▸ **Request A**: In the management agreement excerpt, which company is the lender under the Senior Loan?

B. In connection with the transaction described in the Put Agreement,
AL Investors II and /or its affiliates entered into (i) that certain Management
Agreement with Option to Purchase (XX XX - 14 Operating Facilities), dated March
26, 1999, as amended by First Amendment dated March 27, 2000, as amended by
Second Amendment dated March 22, 2001, and as amended by Third Amendment
effective January 1, 2002 (as amended, the "XX XX Management Agreement"), and
(ii) that certain Management Agreement with Option to Purchase (XX XX - 5
Development Facilities), dated March 26, 1999 (the "XX XX Development Management
Agreement"), and (iii) that certain Management Agreement with Option to Purchase
(Teachers), dated March 27, 2000 (the "XX XX Management Agreement
(Teachers);collectively with the XX XX Management Agreement and the XX XX
Development Management Agreement, the "XX XX Management Agreements").
C. The parties hereto or certain affiliates thereof also entered into
that certain Management Agreement with Option to Purchase (Emeritrust 25), dated
December 30, 1998, as amended by First Amendment dated March 22, 2001, and as
amended by Second Amendment effective January 1, 2002, pursuant to which, among
other things, AL Investors LLC, a Delaware limited liability company, and the
Facility Entities defined therein engaged Manager to manage certain Facilities
described therein (as amended, the "AL I Management Agreement"), as well as that
certain related Put and Purchase Agreement dated December 30, 1998, as amended
by First Amendment to Put and Purchase Agreement dated March 26, 1999, by Second
Amendment dated March 22, 2001, and by Third Amendment effective as of January
1, 2001 (as amended, the "AL I Put Agreement"),
D. GMAC Commercial Mortgage Corporation ("GMAC") is the lender under
the Senior Loan under both the AL I Management Agreement and the XX XX
Management Agreements. The Senior Loan as defined in the AL I Management
Agreement is referred to herein as the "AL I Senior Loan".

▸ **Supplied information**:
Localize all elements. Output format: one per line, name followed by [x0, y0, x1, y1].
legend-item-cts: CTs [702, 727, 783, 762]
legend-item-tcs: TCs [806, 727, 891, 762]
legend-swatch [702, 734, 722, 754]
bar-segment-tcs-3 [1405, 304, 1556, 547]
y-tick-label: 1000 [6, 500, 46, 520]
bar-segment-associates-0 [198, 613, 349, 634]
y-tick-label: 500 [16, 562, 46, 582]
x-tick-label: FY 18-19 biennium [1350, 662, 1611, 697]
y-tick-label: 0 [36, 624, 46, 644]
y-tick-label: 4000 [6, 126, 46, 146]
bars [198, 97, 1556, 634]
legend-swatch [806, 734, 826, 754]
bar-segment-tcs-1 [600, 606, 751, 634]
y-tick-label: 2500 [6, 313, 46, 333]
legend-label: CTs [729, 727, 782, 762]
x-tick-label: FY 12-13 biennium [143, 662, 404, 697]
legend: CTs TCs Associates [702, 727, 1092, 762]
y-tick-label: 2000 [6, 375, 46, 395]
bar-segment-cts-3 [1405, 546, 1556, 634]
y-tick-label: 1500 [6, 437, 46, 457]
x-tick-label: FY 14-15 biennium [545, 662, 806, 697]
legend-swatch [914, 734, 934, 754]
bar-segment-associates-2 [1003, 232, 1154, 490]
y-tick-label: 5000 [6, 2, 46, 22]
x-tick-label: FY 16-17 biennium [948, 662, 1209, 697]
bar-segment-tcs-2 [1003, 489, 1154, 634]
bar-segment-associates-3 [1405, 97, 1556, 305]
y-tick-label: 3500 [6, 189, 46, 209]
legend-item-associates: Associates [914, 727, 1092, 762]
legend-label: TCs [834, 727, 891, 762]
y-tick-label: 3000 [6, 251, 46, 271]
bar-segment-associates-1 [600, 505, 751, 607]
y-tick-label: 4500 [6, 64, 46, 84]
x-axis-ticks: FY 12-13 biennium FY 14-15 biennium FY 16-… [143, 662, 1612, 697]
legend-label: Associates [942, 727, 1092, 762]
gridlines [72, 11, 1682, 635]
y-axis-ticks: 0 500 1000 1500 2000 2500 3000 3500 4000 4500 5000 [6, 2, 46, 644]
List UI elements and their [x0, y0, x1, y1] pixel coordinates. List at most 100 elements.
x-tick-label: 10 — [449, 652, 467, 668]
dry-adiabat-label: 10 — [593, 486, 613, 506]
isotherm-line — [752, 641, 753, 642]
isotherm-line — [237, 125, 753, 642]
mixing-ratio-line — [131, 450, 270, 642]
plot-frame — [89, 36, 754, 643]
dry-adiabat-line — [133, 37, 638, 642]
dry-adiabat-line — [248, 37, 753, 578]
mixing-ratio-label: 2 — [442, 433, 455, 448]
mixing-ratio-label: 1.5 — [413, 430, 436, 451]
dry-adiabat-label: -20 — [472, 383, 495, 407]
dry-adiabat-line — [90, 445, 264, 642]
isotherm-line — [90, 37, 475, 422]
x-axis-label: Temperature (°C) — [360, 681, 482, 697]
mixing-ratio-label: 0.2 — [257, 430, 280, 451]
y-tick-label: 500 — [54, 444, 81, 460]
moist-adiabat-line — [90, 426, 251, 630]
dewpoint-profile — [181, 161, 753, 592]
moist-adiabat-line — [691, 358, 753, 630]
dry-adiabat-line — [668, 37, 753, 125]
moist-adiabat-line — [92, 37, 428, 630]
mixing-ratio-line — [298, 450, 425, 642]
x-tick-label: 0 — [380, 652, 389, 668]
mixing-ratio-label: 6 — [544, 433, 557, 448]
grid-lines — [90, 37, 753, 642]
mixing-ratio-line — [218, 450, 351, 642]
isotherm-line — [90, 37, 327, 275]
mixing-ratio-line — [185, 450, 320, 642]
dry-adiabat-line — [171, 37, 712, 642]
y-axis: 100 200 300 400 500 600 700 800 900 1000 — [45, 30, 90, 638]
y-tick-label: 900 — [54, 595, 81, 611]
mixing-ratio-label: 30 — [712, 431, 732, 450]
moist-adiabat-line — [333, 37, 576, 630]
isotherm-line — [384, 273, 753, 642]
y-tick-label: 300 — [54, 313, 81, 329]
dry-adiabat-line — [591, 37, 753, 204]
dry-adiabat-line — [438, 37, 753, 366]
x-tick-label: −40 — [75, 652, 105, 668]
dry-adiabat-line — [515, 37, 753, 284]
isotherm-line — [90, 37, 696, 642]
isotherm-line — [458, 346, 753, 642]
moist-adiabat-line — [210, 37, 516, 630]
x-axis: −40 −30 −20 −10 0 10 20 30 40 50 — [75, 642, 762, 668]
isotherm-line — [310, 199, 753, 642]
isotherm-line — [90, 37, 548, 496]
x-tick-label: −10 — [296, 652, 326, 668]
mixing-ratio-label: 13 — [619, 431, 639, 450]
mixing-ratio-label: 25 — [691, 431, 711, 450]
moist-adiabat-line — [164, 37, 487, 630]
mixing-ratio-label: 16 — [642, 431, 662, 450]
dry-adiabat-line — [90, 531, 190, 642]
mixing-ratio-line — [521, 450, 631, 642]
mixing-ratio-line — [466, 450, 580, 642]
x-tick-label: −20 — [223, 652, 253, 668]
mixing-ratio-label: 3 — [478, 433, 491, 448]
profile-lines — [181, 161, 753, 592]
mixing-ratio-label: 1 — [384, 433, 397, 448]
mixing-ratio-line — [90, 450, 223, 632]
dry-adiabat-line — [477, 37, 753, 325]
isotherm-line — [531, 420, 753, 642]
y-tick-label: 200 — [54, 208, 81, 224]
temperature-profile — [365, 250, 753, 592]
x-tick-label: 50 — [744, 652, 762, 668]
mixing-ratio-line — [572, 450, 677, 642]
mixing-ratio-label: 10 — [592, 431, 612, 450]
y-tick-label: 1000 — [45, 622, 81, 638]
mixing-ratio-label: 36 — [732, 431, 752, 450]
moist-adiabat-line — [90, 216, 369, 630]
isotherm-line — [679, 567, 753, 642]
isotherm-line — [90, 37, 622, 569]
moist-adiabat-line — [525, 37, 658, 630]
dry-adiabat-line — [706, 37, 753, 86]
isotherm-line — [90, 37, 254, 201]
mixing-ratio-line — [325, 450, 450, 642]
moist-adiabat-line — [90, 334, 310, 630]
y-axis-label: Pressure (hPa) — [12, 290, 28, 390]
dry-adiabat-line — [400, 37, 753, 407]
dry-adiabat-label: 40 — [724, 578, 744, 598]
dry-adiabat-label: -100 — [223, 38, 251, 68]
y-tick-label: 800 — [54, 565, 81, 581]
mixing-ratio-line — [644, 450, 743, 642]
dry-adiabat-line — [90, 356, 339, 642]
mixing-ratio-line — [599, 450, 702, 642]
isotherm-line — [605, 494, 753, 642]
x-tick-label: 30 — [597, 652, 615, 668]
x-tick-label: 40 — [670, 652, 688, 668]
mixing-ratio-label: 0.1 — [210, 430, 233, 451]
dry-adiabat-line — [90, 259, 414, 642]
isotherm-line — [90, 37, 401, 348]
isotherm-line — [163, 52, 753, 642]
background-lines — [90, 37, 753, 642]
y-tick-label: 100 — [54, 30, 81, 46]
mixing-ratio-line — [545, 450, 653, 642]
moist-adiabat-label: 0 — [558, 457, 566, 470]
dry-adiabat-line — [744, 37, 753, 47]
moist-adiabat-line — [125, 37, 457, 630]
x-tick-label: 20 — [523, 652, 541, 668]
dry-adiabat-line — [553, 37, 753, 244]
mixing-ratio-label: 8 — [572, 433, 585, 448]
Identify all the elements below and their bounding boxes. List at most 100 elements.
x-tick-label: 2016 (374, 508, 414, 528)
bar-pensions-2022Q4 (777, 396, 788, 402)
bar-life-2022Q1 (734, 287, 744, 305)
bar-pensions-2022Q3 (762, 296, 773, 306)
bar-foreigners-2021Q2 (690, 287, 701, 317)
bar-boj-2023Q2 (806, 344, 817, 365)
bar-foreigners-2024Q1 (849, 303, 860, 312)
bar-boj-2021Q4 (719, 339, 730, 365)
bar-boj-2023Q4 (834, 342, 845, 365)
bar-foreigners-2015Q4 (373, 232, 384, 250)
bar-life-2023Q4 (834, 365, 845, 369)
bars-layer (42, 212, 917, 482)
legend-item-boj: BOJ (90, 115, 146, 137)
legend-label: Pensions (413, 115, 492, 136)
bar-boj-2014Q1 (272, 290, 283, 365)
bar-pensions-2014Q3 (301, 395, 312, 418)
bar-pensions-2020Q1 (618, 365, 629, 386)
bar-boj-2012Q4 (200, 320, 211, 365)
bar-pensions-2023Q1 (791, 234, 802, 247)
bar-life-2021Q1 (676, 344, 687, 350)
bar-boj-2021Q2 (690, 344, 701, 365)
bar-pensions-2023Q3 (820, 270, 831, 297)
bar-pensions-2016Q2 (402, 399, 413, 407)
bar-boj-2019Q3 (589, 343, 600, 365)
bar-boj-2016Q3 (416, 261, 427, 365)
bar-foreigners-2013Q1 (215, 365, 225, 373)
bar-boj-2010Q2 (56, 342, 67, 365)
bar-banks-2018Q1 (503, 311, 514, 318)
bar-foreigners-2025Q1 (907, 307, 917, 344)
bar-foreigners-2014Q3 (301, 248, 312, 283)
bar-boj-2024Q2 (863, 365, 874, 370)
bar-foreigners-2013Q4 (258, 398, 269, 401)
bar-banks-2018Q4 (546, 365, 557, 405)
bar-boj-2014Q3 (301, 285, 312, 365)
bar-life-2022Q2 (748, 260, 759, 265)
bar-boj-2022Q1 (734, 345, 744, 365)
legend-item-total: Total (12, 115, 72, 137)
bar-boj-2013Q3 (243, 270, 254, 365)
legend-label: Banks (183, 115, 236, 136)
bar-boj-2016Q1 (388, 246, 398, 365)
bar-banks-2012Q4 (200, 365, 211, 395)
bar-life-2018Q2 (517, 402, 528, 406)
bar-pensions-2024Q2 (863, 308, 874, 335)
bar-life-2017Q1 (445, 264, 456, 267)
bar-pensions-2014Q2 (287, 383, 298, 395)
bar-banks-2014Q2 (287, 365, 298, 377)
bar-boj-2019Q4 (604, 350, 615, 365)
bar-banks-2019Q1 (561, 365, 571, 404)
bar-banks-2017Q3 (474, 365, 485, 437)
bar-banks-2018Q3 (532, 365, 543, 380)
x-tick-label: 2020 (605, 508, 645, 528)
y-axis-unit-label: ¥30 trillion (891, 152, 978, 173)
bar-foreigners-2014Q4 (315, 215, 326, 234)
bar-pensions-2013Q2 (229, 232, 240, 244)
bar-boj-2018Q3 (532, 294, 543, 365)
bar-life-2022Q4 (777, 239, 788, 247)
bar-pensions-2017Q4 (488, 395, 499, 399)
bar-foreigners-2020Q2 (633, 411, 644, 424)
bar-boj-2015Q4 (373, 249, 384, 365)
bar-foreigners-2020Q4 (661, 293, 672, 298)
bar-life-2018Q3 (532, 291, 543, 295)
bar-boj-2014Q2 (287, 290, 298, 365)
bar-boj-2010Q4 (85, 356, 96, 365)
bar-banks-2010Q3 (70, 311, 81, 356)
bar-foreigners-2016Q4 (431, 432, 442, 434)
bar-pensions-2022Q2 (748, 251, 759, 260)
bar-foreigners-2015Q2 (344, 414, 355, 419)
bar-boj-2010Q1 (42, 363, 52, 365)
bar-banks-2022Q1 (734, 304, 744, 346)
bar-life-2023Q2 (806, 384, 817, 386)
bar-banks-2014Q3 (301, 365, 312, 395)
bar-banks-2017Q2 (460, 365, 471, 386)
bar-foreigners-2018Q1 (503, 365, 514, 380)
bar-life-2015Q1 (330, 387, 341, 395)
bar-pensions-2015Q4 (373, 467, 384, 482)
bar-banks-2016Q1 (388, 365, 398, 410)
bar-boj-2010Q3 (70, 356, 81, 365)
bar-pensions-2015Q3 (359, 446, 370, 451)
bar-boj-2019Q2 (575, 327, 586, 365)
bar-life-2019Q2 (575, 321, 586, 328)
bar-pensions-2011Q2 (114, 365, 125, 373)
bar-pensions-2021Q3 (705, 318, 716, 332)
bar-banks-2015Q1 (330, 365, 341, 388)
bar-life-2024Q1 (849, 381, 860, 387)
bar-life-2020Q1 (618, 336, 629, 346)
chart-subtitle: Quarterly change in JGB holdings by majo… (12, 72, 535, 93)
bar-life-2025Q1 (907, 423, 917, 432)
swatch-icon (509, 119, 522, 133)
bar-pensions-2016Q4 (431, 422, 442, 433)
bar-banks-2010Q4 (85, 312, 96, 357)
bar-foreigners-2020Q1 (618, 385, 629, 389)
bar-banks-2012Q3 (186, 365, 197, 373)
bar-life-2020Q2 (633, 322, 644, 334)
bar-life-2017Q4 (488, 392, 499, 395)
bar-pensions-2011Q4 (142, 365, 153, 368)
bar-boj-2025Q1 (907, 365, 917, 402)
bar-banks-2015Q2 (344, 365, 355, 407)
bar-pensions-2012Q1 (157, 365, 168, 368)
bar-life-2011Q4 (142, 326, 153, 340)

▸ **Request B**: Rewrite the records from their first line through the line with "bars [198, 97, 1556, 634]", replacing "y-tick-label" with "y-axis-label" and leaving everything else unchanged. Return only those lines.

▸ **Task output A**: GMAC Commercial Mortgage Corporation ("GMAC").

▸ **Task output B**:
Localize all elements. Output format: one per line, name followed by [x0, y0, x1, y1].
legend-item-cts: CTs [702, 727, 783, 762]
legend-item-tcs: TCs [806, 727, 891, 762]
legend-swatch [702, 734, 722, 754]
bar-segment-tcs-3 [1405, 304, 1556, 547]
y-axis-label: 1000 [6, 500, 46, 520]
bar-segment-associates-0 [198, 613, 349, 634]
y-axis-label: 500 [16, 562, 46, 582]
x-tick-label: FY 18-19 biennium [1350, 662, 1611, 697]
y-axis-label: 0 [36, 624, 46, 644]
y-axis-label: 4000 [6, 126, 46, 146]
bars [198, 97, 1556, 634]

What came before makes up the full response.